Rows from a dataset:
════════

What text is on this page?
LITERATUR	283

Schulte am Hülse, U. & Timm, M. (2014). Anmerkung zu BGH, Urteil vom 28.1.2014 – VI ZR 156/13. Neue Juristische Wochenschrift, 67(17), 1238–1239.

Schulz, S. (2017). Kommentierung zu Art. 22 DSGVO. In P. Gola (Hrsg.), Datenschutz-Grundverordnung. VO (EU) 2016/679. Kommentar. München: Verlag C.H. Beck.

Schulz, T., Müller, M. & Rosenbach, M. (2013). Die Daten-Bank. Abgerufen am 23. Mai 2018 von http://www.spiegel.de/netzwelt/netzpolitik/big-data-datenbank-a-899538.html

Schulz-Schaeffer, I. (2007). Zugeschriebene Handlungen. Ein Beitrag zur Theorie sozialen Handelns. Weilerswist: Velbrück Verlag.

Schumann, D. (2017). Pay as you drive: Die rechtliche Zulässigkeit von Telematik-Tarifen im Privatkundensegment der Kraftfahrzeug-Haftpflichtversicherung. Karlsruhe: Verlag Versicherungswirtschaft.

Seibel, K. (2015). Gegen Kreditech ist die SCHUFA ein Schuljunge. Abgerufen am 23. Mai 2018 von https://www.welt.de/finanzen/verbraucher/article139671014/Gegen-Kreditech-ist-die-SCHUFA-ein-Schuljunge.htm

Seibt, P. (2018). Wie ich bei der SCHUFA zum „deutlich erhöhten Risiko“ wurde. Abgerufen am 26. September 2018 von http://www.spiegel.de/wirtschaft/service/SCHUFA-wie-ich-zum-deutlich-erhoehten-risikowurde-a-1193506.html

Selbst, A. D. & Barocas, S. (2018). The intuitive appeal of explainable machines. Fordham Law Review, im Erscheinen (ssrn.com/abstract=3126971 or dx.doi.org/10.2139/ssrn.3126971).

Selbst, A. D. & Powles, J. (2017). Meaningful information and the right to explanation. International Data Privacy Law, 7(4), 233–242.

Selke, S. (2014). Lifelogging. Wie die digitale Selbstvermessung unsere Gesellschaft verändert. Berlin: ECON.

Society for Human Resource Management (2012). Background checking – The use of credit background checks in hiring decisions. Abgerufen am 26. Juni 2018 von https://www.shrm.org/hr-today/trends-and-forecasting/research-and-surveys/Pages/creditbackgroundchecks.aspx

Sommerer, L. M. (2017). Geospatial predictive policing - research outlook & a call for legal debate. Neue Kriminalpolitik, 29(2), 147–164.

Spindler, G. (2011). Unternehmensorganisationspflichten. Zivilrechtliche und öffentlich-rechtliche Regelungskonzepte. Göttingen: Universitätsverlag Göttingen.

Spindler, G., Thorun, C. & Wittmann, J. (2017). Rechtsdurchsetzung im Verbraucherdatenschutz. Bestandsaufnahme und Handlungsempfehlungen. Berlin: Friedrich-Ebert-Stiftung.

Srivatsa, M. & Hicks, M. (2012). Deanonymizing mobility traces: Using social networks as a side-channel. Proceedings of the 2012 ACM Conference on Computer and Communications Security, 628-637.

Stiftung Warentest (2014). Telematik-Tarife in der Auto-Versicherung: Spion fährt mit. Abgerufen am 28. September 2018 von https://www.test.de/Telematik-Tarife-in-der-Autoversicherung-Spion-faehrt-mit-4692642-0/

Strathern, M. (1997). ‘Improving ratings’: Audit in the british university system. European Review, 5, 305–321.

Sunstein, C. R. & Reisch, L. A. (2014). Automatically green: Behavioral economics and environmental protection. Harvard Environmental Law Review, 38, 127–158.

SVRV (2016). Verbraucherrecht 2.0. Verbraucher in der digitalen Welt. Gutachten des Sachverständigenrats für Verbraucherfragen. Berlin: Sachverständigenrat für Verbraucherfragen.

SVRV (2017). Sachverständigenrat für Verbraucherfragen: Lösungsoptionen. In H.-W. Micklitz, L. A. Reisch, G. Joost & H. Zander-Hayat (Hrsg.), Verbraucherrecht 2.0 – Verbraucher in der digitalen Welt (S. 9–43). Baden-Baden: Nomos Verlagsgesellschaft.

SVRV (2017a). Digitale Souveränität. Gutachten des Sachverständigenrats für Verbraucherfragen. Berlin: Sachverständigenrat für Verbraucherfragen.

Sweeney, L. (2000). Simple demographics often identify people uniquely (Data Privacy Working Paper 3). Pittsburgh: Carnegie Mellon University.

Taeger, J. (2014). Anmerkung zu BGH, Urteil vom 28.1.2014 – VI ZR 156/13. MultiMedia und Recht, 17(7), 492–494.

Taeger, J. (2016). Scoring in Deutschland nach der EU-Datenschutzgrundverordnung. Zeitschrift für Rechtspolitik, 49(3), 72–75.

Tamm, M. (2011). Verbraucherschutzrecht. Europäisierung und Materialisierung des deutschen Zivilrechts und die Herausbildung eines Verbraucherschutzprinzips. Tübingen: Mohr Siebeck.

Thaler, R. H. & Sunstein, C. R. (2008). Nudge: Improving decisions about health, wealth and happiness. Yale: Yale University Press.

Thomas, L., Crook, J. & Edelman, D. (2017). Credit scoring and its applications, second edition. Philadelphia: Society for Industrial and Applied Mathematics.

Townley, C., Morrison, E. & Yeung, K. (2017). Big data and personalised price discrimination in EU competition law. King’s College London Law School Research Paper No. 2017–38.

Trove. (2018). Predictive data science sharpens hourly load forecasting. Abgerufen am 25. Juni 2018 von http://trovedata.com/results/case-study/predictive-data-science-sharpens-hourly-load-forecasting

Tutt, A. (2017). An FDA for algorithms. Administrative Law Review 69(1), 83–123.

════════

### SET TASK
Extract every line that has the string "Sachverständigenrat" in it.

### TASK RESULT
SVRV (2016). Verbraucherrecht 2.0. Verbraucher in der digitalen Welt. Gutachten des Sachverständigenrats für Verbraucherfragen. Berlin: Sachverständigenrat für Verbraucherfragen.
SVRV (2017). Sachverständigenrat für Verbraucherfragen: Lösungsoptionen. In H.-W. Micklitz, L. A. Reisch, G. Joost & H. Zander-Hayat (Hrsg.), Verbraucherrecht 2.0 – Verbraucher in der digitalen Welt (S. 9–43). Baden-Baden: Nomos Verlagsgesellschaft.
SVRV (2017a). Digitale Souveränität. Gutachten des Sachverständigenrats für Verbraucherfragen. Berlin: Sachverständigenrat für Verbraucherfragen.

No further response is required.